Written exercise
Write out the material again word for word, dropping any images it holds.
** Start Input for this task **
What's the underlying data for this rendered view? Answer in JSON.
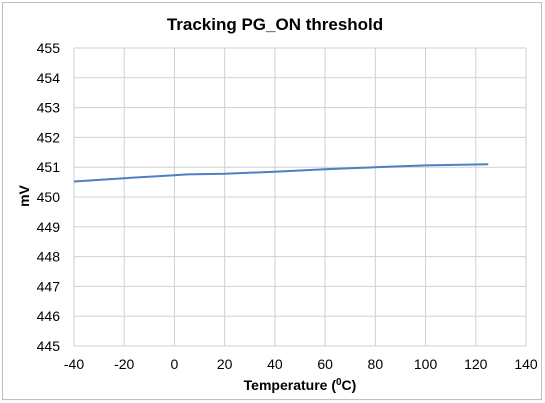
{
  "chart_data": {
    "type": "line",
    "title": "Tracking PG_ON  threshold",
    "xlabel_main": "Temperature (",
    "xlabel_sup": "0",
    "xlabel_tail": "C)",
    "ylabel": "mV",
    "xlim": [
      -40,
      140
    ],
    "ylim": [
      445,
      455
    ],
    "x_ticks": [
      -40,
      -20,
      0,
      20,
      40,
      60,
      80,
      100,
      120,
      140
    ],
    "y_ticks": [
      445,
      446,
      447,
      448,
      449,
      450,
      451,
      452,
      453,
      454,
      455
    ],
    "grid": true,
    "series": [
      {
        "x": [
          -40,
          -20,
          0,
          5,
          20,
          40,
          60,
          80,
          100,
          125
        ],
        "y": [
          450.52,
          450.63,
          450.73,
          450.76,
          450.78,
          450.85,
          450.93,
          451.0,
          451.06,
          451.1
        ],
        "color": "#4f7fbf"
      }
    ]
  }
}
** End Input for this task **
Answer below
What's the underlying data for this rendered view? Answer in JSON.
{
  "chart_data": {
    "type": "line",
    "title": "Tracking PG_ON  threshold",
    "xlabel_main": "Temperature (",
    "xlabel_sup": "0",
    "xlabel_tail": "C)",
    "ylabel": "mV",
    "xlim": [
      -40,
      140
    ],
    "ylim": [
      445,
      455
    ],
    "x_ticks": [
      -40,
      -20,
      0,
      20,
      40,
      60,
      80,
      100,
      120,
      140
    ],
    "y_ticks": [
      445,
      446,
      447,
      448,
      449,
      450,
      451,
      452,
      453,
      454,
      455
    ],
    "grid": true,
    "series": [
      {
        "x": [
          -40,
          -20,
          0,
          5,
          20,
          40,
          60,
          80,
          100,
          125
        ],
        "y": [
          450.52,
          450.63,
          450.73,
          450.76,
          450.78,
          450.85,
          450.93,
          451.0,
          451.06,
          451.1
        ],
        "color": "#4f7fbf"
      }
    ]
  }
}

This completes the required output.